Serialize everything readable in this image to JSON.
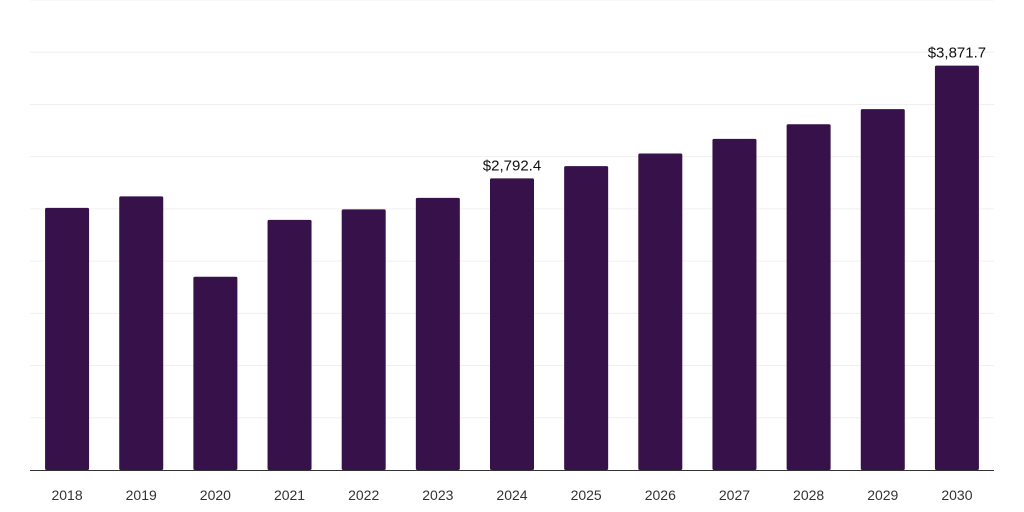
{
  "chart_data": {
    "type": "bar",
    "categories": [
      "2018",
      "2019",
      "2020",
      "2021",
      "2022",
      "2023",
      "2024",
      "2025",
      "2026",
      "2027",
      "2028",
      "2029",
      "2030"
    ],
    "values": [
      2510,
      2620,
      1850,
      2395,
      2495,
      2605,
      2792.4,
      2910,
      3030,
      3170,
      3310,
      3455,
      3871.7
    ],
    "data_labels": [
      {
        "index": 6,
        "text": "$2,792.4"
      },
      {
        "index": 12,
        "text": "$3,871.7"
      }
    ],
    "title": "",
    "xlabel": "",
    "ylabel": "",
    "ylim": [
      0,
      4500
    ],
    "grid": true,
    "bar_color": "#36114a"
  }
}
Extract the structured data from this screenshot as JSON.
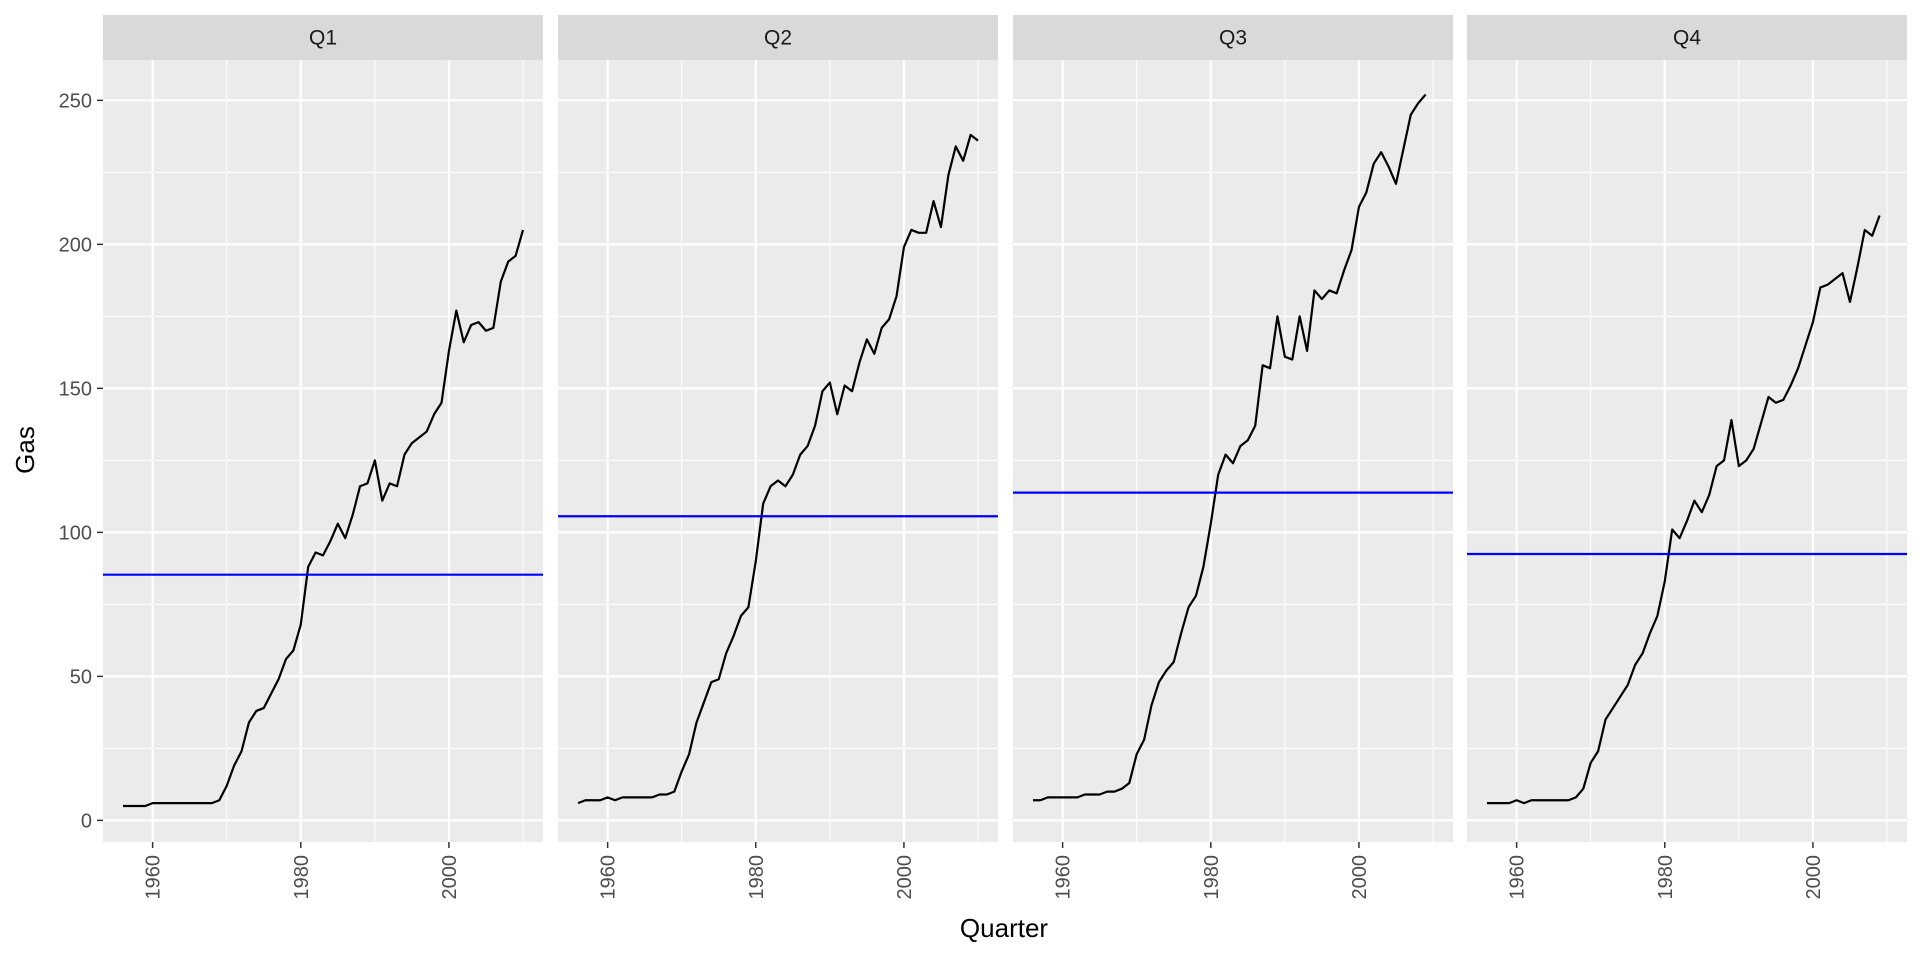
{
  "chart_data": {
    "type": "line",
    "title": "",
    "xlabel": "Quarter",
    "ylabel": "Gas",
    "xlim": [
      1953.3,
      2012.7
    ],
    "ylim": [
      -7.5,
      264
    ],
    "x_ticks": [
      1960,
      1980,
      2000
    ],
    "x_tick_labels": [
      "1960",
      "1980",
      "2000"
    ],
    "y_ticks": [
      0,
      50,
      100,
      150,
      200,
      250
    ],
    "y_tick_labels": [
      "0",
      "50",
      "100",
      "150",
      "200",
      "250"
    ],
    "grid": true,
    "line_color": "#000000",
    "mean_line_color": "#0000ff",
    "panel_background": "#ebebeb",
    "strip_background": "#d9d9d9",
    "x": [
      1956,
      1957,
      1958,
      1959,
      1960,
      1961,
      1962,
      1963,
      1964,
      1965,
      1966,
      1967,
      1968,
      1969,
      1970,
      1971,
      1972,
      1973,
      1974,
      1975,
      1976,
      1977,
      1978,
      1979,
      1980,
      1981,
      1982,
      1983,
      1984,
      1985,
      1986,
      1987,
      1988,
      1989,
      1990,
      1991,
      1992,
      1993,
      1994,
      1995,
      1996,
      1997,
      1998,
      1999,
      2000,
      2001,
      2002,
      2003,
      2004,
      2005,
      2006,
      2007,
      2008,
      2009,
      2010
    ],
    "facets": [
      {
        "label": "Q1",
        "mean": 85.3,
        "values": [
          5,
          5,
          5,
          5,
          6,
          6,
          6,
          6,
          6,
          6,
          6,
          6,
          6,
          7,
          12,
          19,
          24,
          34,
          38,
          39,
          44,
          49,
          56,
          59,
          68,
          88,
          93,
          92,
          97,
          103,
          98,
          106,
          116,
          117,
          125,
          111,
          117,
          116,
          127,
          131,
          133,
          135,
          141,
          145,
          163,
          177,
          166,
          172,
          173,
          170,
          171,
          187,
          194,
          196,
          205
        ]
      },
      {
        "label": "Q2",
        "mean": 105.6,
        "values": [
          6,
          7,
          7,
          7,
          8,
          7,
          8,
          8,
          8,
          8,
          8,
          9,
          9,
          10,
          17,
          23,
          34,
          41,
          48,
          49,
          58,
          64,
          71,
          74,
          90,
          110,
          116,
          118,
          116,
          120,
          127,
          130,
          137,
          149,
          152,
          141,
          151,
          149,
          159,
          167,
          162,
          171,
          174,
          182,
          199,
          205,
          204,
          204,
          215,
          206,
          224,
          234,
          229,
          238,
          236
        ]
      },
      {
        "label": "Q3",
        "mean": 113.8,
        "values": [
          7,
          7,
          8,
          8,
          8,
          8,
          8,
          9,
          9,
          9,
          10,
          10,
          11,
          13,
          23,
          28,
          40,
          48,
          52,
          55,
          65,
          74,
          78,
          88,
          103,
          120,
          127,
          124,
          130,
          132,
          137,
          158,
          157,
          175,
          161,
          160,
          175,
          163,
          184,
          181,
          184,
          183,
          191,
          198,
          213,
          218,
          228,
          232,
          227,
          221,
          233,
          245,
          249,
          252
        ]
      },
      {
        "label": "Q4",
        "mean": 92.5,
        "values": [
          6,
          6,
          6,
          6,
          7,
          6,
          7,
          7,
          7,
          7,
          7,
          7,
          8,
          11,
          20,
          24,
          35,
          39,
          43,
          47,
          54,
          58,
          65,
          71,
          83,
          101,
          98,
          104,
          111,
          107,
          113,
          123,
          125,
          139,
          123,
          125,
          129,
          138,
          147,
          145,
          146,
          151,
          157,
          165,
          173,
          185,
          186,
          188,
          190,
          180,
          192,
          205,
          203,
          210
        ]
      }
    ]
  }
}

**Task instructions:**
Copy the material shown above in full and exactly. Skip the pictures.

**Exercise response:**
Serialize everything readable in this image to JSON.
{
  "chart_data": {
    "type": "bar",
    "categories": [
      "2018",
      "2019",
      "2020",
      "2021",
      "2022",
      "2023",
      "2024",
      "2025",
      "2026",
      "2027",
      "2028",
      "2029",
      "2030"
    ],
    "values": [
      2510,
      2620,
      1850,
      2395,
      2495,
      2605,
      2792.4,
      2910,
      3030,
      3170,
      3310,
      3455,
      3871.7
    ],
    "data_labels": [
      {
        "index": 6,
        "text": "$2,792.4"
      },
      {
        "index": 12,
        "text": "$3,871.7"
      }
    ],
    "title": "",
    "xlabel": "",
    "ylabel": "",
    "ylim": [
      0,
      4500
    ],
    "grid": true,
    "bar_color": "#36114a"
  }
}
Extract the structured data from this screenshot as JSON.
{
  "chart_data": {
    "type": "line",
    "title": "",
    "xlabel": "Quarter",
    "ylabel": "Gas",
    "xlim": [
      1953.3,
      2012.7
    ],
    "ylim": [
      -7.5,
      264
    ],
    "x_ticks": [
      1960,
      1980,
      2000
    ],
    "x_tick_labels": [
      "1960",
      "1980",
      "2000"
    ],
    "y_ticks": [
      0,
      50,
      100,
      150,
      200,
      250
    ],
    "y_tick_labels": [
      "0",
      "50",
      "100",
      "150",
      "200",
      "250"
    ],
    "grid": true,
    "line_color": "#000000",
    "mean_line_color": "#0000ff",
    "panel_background": "#ebebeb",
    "strip_background": "#d9d9d9",
    "x": [
      1956,
      1957,
      1958,
      1959,
      1960,
      1961,
      1962,
      1963,
      1964,
      1965,
      1966,
      1967,
      1968,
      1969,
      1970,
      1971,
      1972,
      1973,
      1974,
      1975,
      1976,
      1977,
      1978,
      1979,
      1980,
      1981,
      1982,
      1983,
      1984,
      1985,
      1986,
      1987,
      1988,
      1989,
      1990,
      1991,
      1992,
      1993,
      1994,
      1995,
      1996,
      1997,
      1998,
      1999,
      2000,
      2001,
      2002,
      2003,
      2004,
      2005,
      2006,
      2007,
      2008,
      2009,
      2010
    ],
    "facets": [
      {
        "label": "Q1",
        "mean": 85.3,
        "values": [
          5,
          5,
          5,
          5,
          6,
          6,
          6,
          6,
          6,
          6,
          6,
          6,
          6,
          7,
          12,
          19,
          24,
          34,
          38,
          39,
          44,
          49,
          56,
          59,
          68,
          88,
          93,
          92,
          97,
          103,
          98,
          106,
          116,
          117,
          125,
          111,
          117,
          116,
          127,
          131,
          133,
          135,
          141,
          145,
          163,
          177,
          166,
          172,
          173,
          170,
          171,
          187,
          194,
          196,
          205
        ]
      },
      {
        "label": "Q2",
        "mean": 105.6,
        "values": [
          6,
          7,
          7,
          7,
          8,
          7,
          8,
          8,
          8,
          8,
          8,
          9,
          9,
          10,
          17,
          23,
          34,
          41,
          48,
          49,
          58,
          64,
          71,
          74,
          90,
          110,
          116,
          118,
          116,
          120,
          127,
          130,
          137,
          149,
          152,
          141,
          151,
          149,
          159,
          167,
          162,
          171,
          174,
          182,
          199,
          205,
          204,
          204,
          215,
          206,
          224,
          234,
          229,
          238,
          236
        ]
      },
      {
        "label": "Q3",
        "mean": 113.8,
        "values": [
          7,
          7,
          8,
          8,
          8,
          8,
          8,
          9,
          9,
          9,
          10,
          10,
          11,
          13,
          23,
          28,
          40,
          48,
          52,
          55,
          65,
          74,
          78,
          88,
          103,
          120,
          127,
          124,
          130,
          132,
          137,
          158,
          157,
          175,
          161,
          160,
          175,
          163,
          184,
          181,
          184,
          183,
          191,
          198,
          213,
          218,
          228,
          232,
          227,
          221,
          233,
          245,
          249,
          252
        ]
      },
      {
        "label": "Q4",
        "mean": 92.5,
        "values": [
          6,
          6,
          6,
          6,
          7,
          6,
          7,
          7,
          7,
          7,
          7,
          7,
          8,
          11,
          20,
          24,
          35,
          39,
          43,
          47,
          54,
          58,
          65,
          71,
          83,
          101,
          98,
          104,
          111,
          107,
          113,
          123,
          125,
          139,
          123,
          125,
          129,
          138,
          147,
          145,
          146,
          151,
          157,
          165,
          173,
          185,
          186,
          188,
          190,
          180,
          192,
          205,
          203,
          210
        ]
      }
    ]
  }
}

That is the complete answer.